### Dataset excerpts
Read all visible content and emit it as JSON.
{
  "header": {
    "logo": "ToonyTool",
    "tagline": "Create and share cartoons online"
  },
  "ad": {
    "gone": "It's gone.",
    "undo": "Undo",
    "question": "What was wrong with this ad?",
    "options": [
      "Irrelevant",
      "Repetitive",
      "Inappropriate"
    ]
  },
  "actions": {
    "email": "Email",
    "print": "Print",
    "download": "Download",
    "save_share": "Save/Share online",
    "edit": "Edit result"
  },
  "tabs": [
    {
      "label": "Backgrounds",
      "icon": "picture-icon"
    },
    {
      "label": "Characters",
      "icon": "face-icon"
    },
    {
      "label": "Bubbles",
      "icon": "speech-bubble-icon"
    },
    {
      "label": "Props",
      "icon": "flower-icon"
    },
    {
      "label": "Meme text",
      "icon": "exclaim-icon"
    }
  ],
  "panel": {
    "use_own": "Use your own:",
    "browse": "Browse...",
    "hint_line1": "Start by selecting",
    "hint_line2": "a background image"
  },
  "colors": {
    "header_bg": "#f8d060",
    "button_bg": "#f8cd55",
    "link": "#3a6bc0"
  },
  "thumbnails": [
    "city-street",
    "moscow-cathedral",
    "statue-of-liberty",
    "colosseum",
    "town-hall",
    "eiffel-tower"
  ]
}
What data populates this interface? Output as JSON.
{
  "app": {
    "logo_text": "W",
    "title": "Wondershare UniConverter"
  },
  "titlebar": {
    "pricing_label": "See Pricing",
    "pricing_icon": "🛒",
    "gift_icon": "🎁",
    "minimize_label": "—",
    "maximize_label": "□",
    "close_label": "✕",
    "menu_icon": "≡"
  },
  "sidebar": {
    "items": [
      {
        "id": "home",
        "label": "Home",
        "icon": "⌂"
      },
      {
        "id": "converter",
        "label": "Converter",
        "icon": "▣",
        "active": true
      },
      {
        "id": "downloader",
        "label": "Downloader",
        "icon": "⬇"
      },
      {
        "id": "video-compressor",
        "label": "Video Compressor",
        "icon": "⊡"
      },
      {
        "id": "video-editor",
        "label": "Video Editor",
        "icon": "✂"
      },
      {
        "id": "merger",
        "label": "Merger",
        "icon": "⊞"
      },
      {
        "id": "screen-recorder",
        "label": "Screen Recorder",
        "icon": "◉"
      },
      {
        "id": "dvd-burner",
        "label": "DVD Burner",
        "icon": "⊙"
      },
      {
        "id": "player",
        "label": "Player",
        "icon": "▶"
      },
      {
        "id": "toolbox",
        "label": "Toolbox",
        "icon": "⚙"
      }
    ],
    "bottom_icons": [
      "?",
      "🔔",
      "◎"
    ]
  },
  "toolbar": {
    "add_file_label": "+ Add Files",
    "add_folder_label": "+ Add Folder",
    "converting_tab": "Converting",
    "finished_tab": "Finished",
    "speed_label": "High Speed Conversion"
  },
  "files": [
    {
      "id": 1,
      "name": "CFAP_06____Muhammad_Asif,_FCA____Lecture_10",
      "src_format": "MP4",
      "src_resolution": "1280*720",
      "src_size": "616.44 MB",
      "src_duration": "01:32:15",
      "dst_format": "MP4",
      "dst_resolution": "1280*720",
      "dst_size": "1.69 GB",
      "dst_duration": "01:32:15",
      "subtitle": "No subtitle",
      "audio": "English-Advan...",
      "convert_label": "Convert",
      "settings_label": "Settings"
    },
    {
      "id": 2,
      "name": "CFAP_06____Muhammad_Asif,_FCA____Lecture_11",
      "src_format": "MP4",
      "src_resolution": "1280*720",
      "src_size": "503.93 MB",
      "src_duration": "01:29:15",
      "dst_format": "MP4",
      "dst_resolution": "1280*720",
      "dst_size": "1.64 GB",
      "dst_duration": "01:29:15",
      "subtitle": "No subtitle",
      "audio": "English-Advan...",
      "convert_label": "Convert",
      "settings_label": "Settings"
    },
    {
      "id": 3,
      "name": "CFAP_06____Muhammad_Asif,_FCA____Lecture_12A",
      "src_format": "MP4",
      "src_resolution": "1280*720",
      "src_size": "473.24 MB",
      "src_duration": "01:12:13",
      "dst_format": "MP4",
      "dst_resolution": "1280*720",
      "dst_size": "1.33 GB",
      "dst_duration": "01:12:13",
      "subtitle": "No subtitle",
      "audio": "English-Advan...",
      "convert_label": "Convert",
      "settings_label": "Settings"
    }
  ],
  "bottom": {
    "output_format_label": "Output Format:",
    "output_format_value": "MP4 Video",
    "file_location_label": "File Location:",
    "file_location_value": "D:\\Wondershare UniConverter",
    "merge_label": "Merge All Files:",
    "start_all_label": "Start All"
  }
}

### STATED GOAL
Give all the entries again exactly; leave none out.

### ANSWER TO THIS TASK
Read all visible content and emit it as JSON.
{
  "header": {
    "logo": "ToonyTool",
    "tagline": "Create and share cartoons online"
  },
  "ad": {
    "gone": "It's gone.",
    "undo": "Undo",
    "question": "What was wrong with this ad?",
    "options": [
      "Irrelevant",
      "Repetitive",
      "Inappropriate"
    ]
  },
  "actions": {
    "email": "Email",
    "print": "Print",
    "download": "Download",
    "save_share": "Save/Share online",
    "edit": "Edit result"
  },
  "tabs": [
    {
      "label": "Backgrounds",
      "icon": "picture-icon"
    },
    {
      "label": "Characters",
      "icon": "face-icon"
    },
    {
      "label": "Bubbles",
      "icon": "speech-bubble-icon"
    },
    {
      "label": "Props",
      "icon": "flower-icon"
    },
    {
      "label": "Meme text",
      "icon": "exclaim-icon"
    }
  ],
  "panel": {
    "use_own": "Use your own:",
    "browse": "Browse...",
    "hint_line1": "Start by selecting",
    "hint_line2": "a background image"
  },
  "colors": {
    "header_bg": "#f8d060",
    "button_bg": "#f8cd55",
    "link": "#3a6bc0"
  },
  "thumbnails": [
    "city-street",
    "moscow-cathedral",
    "statue-of-liberty",
    "colosseum",
    "town-hall",
    "eiffel-tower"
  ]
}
What data populates this interface? Output as JSON.
{
  "app": {
    "logo_text": "W",
    "title": "Wondershare UniConverter"
  },
  "titlebar": {
    "pricing_label": "See Pricing",
    "pricing_icon": "🛒",
    "gift_icon": "🎁",
    "minimize_label": "—",
    "maximize_label": "□",
    "close_label": "✕",
    "menu_icon": "≡"
  },
  "sidebar": {
    "items": [
      {
        "id": "home",
        "label": "Home",
        "icon": "⌂"
      },
      {
        "id": "converter",
        "label": "Converter",
        "icon": "▣",
        "active": true
      },
      {
        "id": "downloader",
        "label": "Downloader",
        "icon": "⬇"
      },
      {
        "id": "video-compressor",
        "label": "Video Compressor",
        "icon": "⊡"
      },
      {
        "id": "video-editor",
        "label": "Video Editor",
        "icon": "✂"
      },
      {
        "id": "merger",
        "label": "Merger",
        "icon": "⊞"
      },
      {
        "id": "screen-recorder",
        "label": "Screen Recorder",
        "icon": "◉"
      },
      {
        "id": "dvd-burner",
        "label": "DVD Burner",
        "icon": "⊙"
      },
      {
        "id": "player",
        "label": "Player",
        "icon": "▶"
      },
      {
        "id": "toolbox",
        "label": "Toolbox",
        "icon": "⚙"
      }
    ],
    "bottom_icons": [
      "?",
      "🔔",
      "◎"
    ]
  },
  "toolbar": {
    "add_file_label": "+ Add Files",
    "add_folder_label": "+ Add Folder",
    "converting_tab": "Converting",
    "finished_tab": "Finished",
    "speed_label": "High Speed Conversion"
  },
  "files": [
    {
      "id": 1,
      "name": "CFAP_06____Muhammad_Asif,_FCA____Lecture_10",
      "src_format": "MP4",
      "src_resolution": "1280*720",
      "src_size": "616.44 MB",
      "src_duration": "01:32:15",
      "dst_format": "MP4",
      "dst_resolution": "1280*720",
      "dst_size": "1.69 GB",
      "dst_duration": "01:32:15",
      "subtitle": "No subtitle",
      "audio": "English-Advan...",
      "convert_label": "Convert",
      "settings_label": "Settings"
    },
    {
      "id": 2,
      "name": "CFAP_06____Muhammad_Asif,_FCA____Lecture_11",
      "src_format": "MP4",
      "src_resolution": "1280*720",
      "src_size": "503.93 MB",
      "src_duration": "01:29:15",
      "dst_format": "MP4",
      "dst_resolution": "1280*720",
      "dst_size": "1.64 GB",
      "dst_duration": "01:29:15",
      "subtitle": "No subtitle",
      "audio": "English-Advan...",
      "convert_label": "Convert",
      "settings_label": "Settings"
    },
    {
      "id": 3,
      "name": "CFAP_06____Muhammad_Asif,_FCA____Lecture_12A",
      "src_format": "MP4",
      "src_resolution": "1280*720",
      "src_size": "473.24 MB",
      "src_duration": "01:12:13",
      "dst_format": "MP4",
      "dst_resolution": "1280*720",
      "dst_size": "1.33 GB",
      "dst_duration": "01:12:13",
      "subtitle": "No subtitle",
      "audio": "English-Advan...",
      "convert_label": "Convert",
      "settings_label": "Settings"
    }
  ],
  "bottom": {
    "output_format_label": "Output Format:",
    "output_format_value": "MP4 Video",
    "file_location_label": "File Location:",
    "file_location_value": "D:\\Wondershare UniConverter",
    "merge_label": "Merge All Files:",
    "start_all_label": "Start All"
  }
}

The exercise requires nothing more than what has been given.